■ Information supplied
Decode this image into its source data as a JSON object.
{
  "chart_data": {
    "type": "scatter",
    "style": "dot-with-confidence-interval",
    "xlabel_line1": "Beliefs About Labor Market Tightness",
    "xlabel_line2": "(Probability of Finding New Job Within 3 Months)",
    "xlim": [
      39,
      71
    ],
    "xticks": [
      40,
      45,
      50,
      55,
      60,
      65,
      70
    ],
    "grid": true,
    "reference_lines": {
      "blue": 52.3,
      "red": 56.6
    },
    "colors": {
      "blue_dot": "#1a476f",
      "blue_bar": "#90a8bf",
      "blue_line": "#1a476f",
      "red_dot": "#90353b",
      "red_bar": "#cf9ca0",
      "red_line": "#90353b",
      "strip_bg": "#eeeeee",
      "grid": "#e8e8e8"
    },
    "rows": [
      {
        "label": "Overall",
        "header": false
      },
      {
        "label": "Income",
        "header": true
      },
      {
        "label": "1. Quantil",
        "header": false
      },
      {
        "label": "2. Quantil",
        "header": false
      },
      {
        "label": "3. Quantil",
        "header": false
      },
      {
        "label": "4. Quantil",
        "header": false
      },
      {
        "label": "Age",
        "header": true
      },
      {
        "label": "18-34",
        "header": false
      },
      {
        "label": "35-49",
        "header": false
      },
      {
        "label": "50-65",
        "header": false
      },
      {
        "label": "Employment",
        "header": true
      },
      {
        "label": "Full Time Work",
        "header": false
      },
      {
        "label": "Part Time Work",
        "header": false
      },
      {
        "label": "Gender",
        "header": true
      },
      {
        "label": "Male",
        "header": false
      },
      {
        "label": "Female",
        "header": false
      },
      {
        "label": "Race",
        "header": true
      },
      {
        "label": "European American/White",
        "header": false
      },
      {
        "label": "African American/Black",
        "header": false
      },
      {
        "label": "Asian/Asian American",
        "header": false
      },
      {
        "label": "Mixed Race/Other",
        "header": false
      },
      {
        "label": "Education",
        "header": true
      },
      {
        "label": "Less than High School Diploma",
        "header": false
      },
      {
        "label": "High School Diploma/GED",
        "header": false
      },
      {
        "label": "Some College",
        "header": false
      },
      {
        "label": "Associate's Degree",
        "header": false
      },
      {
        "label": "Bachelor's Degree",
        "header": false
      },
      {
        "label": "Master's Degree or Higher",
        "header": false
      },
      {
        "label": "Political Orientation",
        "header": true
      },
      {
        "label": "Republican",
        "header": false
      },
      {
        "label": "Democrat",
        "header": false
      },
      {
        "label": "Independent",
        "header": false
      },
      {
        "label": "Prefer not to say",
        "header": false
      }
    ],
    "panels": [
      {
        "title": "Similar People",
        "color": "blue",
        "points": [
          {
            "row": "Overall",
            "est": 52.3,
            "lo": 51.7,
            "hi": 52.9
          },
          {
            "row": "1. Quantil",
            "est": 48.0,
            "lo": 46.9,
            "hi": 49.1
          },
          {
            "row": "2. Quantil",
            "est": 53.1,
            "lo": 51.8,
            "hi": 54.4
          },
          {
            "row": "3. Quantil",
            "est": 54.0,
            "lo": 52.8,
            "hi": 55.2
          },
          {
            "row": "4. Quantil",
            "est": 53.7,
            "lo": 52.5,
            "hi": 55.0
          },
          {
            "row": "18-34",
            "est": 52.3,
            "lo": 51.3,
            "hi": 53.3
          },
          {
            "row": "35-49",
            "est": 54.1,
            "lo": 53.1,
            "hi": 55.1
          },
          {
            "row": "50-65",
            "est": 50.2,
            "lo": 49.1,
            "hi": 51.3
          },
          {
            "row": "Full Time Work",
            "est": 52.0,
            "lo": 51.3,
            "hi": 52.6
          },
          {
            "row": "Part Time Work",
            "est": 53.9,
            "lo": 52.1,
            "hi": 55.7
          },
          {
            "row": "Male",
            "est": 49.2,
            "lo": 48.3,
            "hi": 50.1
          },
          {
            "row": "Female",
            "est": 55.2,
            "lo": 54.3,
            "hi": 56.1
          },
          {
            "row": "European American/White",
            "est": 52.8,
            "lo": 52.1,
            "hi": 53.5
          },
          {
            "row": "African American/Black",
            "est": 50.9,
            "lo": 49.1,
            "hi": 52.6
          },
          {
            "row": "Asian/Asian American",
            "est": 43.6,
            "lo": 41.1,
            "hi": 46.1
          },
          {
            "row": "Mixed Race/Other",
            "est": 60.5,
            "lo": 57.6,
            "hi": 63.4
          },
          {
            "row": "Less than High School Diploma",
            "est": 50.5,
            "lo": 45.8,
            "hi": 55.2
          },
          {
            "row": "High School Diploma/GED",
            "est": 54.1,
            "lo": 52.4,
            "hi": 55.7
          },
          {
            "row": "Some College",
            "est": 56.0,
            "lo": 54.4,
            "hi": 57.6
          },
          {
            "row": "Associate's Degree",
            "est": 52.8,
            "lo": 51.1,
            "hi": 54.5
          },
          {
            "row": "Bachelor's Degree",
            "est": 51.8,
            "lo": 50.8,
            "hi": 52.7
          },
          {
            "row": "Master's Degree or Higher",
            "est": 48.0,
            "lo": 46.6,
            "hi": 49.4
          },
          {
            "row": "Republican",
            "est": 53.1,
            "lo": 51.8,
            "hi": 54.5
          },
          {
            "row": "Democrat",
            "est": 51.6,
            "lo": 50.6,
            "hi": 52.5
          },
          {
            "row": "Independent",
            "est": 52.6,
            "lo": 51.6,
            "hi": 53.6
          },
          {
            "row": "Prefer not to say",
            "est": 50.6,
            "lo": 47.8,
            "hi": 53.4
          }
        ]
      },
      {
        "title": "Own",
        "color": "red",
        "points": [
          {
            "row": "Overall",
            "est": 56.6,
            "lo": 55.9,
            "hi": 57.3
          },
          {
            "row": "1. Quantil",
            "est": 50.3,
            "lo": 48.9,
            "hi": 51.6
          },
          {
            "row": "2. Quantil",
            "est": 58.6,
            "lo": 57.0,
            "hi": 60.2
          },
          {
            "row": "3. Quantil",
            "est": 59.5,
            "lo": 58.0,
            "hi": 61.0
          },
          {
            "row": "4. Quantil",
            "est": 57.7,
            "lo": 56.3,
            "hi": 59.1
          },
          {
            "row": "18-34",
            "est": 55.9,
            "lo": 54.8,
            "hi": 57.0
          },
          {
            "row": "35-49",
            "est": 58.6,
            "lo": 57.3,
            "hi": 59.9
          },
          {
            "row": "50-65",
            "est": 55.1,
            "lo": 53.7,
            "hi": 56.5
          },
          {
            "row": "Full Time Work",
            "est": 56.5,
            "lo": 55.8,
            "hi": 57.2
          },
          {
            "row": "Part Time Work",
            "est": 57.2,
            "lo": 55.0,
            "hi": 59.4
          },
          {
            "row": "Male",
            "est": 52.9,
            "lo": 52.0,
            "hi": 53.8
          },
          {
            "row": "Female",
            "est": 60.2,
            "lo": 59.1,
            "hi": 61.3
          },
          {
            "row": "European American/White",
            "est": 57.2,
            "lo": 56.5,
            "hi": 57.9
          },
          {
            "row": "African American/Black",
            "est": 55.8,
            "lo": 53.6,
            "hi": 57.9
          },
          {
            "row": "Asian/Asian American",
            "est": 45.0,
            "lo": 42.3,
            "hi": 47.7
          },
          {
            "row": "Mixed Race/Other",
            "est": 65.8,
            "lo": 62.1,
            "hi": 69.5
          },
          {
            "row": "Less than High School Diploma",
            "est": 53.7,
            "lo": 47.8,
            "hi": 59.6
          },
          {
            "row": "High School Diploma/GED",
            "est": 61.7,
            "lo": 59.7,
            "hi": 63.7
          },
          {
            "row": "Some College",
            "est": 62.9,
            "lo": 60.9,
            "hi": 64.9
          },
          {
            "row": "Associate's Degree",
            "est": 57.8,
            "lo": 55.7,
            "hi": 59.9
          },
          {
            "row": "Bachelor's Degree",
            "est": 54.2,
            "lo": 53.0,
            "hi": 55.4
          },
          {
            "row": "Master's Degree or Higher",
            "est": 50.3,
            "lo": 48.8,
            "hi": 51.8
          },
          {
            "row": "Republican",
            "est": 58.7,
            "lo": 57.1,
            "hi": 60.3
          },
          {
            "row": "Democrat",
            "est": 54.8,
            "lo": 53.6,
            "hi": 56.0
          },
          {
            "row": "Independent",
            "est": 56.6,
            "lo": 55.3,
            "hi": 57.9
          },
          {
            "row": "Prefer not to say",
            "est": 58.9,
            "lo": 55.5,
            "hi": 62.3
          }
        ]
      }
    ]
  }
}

■ Requirements
From the entries above, extract every line where the word "Race" appears.

■ Task answer
        "label": "Race",
        "label": "Mixed Race/Other",
            "row": "Mixed Race/Other",
            "row": "Mixed Race/Other",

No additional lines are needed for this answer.